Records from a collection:
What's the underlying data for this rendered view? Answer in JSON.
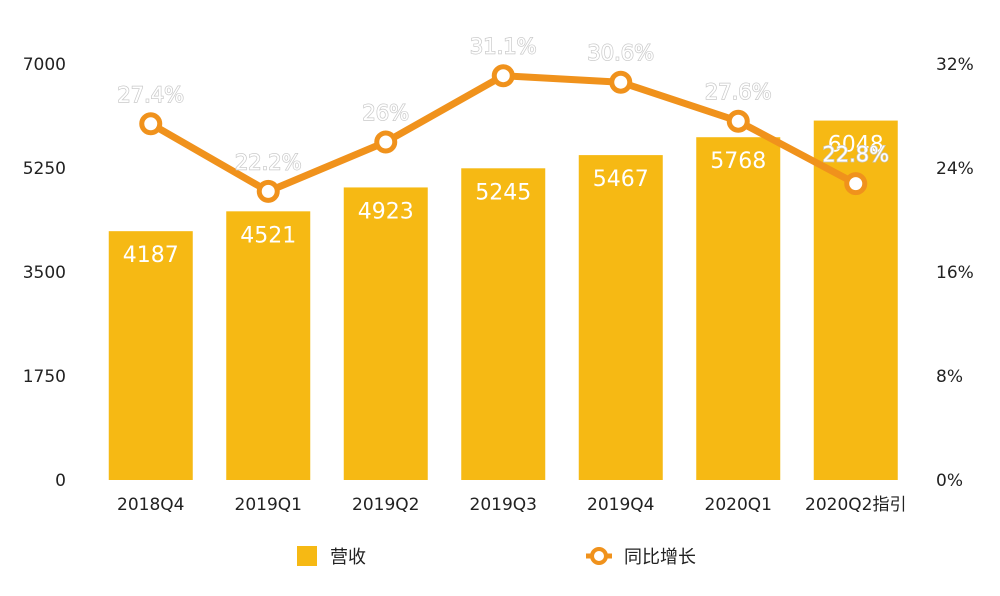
{
  "chart_data": {
    "type": "bar",
    "categories": [
      "2018Q4",
      "2019Q1",
      "2019Q2",
      "2019Q3",
      "2019Q4",
      "2020Q1",
      "2020Q2指引"
    ],
    "series": [
      {
        "name": "营收",
        "type": "bar",
        "axis": "left",
        "values": [
          4187,
          4521,
          4923,
          5245,
          5467,
          5768,
          6048
        ],
        "labels": [
          "4187",
          "4521",
          "4923",
          "5245",
          "5467",
          "5768",
          "6048"
        ]
      },
      {
        "name": "同比增长",
        "type": "line",
        "axis": "right",
        "values": [
          27.4,
          22.2,
          26.0,
          31.1,
          30.6,
          27.6,
          22.8
        ],
        "labels": [
          "27.4%",
          "22.2%",
          "26%",
          "31.1%",
          "30.6%",
          "27.6%",
          "22.8%"
        ]
      }
    ],
    "y_left": {
      "ylim": [
        0,
        7000
      ],
      "ticks": [
        "0",
        "1750",
        "3500",
        "5250",
        "7000"
      ]
    },
    "y_right": {
      "ylim": [
        0,
        32
      ],
      "ticks": [
        "0%",
        "8%",
        "16%",
        "24%",
        "32%"
      ]
    },
    "grid": false,
    "legend": "bottom-center",
    "colors": {
      "bar": "#F6B914",
      "line": "#F0921C",
      "marker_fill": "#ffffff"
    }
  }
}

> [Your goal]: Each line of the data is to be duplicated exactly; pictures stay out of the copy.

> [Task output]:
What's the underlying data for this rendered view? Answer in JSON.
{
  "chart_data": {
    "type": "bar",
    "categories": [
      "2018Q4",
      "2019Q1",
      "2019Q2",
      "2019Q3",
      "2019Q4",
      "2020Q1",
      "2020Q2指引"
    ],
    "series": [
      {
        "name": "营收",
        "type": "bar",
        "axis": "left",
        "values": [
          4187,
          4521,
          4923,
          5245,
          5467,
          5768,
          6048
        ],
        "labels": [
          "4187",
          "4521",
          "4923",
          "5245",
          "5467",
          "5768",
          "6048"
        ]
      },
      {
        "name": "同比增长",
        "type": "line",
        "axis": "right",
        "values": [
          27.4,
          22.2,
          26.0,
          31.1,
          30.6,
          27.6,
          22.8
        ],
        "labels": [
          "27.4%",
          "22.2%",
          "26%",
          "31.1%",
          "30.6%",
          "27.6%",
          "22.8%"
        ]
      }
    ],
    "y_left": {
      "ylim": [
        0,
        7000
      ],
      "ticks": [
        "0",
        "1750",
        "3500",
        "5250",
        "7000"
      ]
    },
    "y_right": {
      "ylim": [
        0,
        32
      ],
      "ticks": [
        "0%",
        "8%",
        "16%",
        "24%",
        "32%"
      ]
    },
    "grid": false,
    "legend": "bottom-center",
    "colors": {
      "bar": "#F6B914",
      "line": "#F0921C",
      "marker_fill": "#ffffff"
    }
  }
}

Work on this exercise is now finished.